Raw records:
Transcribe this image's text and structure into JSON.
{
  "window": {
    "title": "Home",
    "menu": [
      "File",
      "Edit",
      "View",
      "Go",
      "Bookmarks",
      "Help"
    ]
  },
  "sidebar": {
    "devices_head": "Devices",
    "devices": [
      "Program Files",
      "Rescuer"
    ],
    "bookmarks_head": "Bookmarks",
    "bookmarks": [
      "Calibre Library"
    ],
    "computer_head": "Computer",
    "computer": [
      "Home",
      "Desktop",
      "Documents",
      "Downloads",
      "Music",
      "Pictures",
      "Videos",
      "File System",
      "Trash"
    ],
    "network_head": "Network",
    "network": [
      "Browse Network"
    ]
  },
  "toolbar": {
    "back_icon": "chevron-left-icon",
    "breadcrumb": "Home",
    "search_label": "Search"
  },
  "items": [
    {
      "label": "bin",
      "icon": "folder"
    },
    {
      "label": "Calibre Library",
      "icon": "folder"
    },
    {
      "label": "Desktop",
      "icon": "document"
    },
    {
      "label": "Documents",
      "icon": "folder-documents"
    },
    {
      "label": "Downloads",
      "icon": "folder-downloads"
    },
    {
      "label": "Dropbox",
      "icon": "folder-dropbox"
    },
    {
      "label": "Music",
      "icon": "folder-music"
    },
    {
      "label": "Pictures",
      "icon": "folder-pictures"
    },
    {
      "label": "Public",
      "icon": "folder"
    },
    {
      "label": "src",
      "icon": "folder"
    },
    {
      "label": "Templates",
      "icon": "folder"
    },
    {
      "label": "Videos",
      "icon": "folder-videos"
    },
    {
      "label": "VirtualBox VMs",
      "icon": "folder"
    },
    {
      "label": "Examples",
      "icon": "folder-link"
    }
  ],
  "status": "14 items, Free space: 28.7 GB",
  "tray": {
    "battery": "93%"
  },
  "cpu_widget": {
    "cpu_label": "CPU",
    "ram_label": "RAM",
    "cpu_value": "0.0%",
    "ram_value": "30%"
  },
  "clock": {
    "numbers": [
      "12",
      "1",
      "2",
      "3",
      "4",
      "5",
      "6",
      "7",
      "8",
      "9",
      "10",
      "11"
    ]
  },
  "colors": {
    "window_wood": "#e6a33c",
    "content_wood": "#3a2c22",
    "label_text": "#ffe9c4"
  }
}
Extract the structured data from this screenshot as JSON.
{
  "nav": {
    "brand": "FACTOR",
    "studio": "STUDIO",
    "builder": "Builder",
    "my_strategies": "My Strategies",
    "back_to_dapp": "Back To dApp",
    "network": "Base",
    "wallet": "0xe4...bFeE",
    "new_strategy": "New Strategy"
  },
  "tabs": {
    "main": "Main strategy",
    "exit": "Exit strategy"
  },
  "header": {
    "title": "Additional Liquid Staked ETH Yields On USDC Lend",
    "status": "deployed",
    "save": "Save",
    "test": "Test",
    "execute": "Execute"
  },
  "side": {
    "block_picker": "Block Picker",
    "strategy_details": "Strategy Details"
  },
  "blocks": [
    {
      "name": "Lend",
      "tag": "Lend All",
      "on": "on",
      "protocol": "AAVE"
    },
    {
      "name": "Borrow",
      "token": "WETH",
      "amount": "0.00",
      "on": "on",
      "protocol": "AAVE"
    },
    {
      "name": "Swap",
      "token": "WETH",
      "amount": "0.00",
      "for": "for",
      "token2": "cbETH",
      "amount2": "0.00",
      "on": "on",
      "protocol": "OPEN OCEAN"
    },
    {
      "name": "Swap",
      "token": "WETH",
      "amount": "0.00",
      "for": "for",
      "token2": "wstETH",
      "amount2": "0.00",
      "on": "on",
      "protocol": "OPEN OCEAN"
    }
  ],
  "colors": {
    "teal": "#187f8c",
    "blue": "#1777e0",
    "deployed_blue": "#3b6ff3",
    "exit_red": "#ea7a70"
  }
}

What the task asks:
All of the entries need to be reproduced exactly; please write them out.

Task result:
Transcribe this image's text and structure into JSON.
{
  "window": {
    "title": "Home",
    "menu": [
      "File",
      "Edit",
      "View",
      "Go",
      "Bookmarks",
      "Help"
    ]
  },
  "sidebar": {
    "devices_head": "Devices",
    "devices": [
      "Program Files",
      "Rescuer"
    ],
    "bookmarks_head": "Bookmarks",
    "bookmarks": [
      "Calibre Library"
    ],
    "computer_head": "Computer",
    "computer": [
      "Home",
      "Desktop",
      "Documents",
      "Downloads",
      "Music",
      "Pictures",
      "Videos",
      "File System",
      "Trash"
    ],
    "network_head": "Network",
    "network": [
      "Browse Network"
    ]
  },
  "toolbar": {
    "back_icon": "chevron-left-icon",
    "breadcrumb": "Home",
    "search_label": "Search"
  },
  "items": [
    {
      "label": "bin",
      "icon": "folder"
    },
    {
      "label": "Calibre Library",
      "icon": "folder"
    },
    {
      "label": "Desktop",
      "icon": "document"
    },
    {
      "label": "Documents",
      "icon": "folder-documents"
    },
    {
      "label": "Downloads",
      "icon": "folder-downloads"
    },
    {
      "label": "Dropbox",
      "icon": "folder-dropbox"
    },
    {
      "label": "Music",
      "icon": "folder-music"
    },
    {
      "label": "Pictures",
      "icon": "folder-pictures"
    },
    {
      "label": "Public",
      "icon": "folder"
    },
    {
      "label": "src",
      "icon": "folder"
    },
    {
      "label": "Templates",
      "icon": "folder"
    },
    {
      "label": "Videos",
      "icon": "folder-videos"
    },
    {
      "label": "VirtualBox VMs",
      "icon": "folder"
    },
    {
      "label": "Examples",
      "icon": "folder-link"
    }
  ],
  "status": "14 items, Free space: 28.7 GB",
  "tray": {
    "battery": "93%"
  },
  "cpu_widget": {
    "cpu_label": "CPU",
    "ram_label": "RAM",
    "cpu_value": "0.0%",
    "ram_value": "30%"
  },
  "clock": {
    "numbers": [
      "12",
      "1",
      "2",
      "3",
      "4",
      "5",
      "6",
      "7",
      "8",
      "9",
      "10",
      "11"
    ]
  },
  "colors": {
    "window_wood": "#e6a33c",
    "content_wood": "#3a2c22",
    "label_text": "#ffe9c4"
  }
}
Extract the structured data from this screenshot as JSON.
{
  "nav": {
    "brand": "FACTOR",
    "studio": "STUDIO",
    "builder": "Builder",
    "my_strategies": "My Strategies",
    "back_to_dapp": "Back To dApp",
    "network": "Base",
    "wallet": "0xe4...bFeE",
    "new_strategy": "New Strategy"
  },
  "tabs": {
    "main": "Main strategy",
    "exit": "Exit strategy"
  },
  "header": {
    "title": "Additional Liquid Staked ETH Yields On USDC Lend",
    "status": "deployed",
    "save": "Save",
    "test": "Test",
    "execute": "Execute"
  },
  "side": {
    "block_picker": "Block Picker",
    "strategy_details": "Strategy Details"
  },
  "blocks": [
    {
      "name": "Lend",
      "tag": "Lend All",
      "on": "on",
      "protocol": "AAVE"
    },
    {
      "name": "Borrow",
      "token": "WETH",
      "amount": "0.00",
      "on": "on",
      "protocol": "AAVE"
    },
    {
      "name": "Swap",
      "token": "WETH",
      "amount": "0.00",
      "for": "for",
      "token2": "cbETH",
      "amount2": "0.00",
      "on": "on",
      "protocol": "OPEN OCEAN"
    },
    {
      "name": "Swap",
      "token": "WETH",
      "amount": "0.00",
      "for": "for",
      "token2": "wstETH",
      "amount2": "0.00",
      "on": "on",
      "protocol": "OPEN OCEAN"
    }
  ],
  "colors": {
    "teal": "#187f8c",
    "blue": "#1777e0",
    "deployed_blue": "#3b6ff3",
    "exit_red": "#ea7a70"
  }
}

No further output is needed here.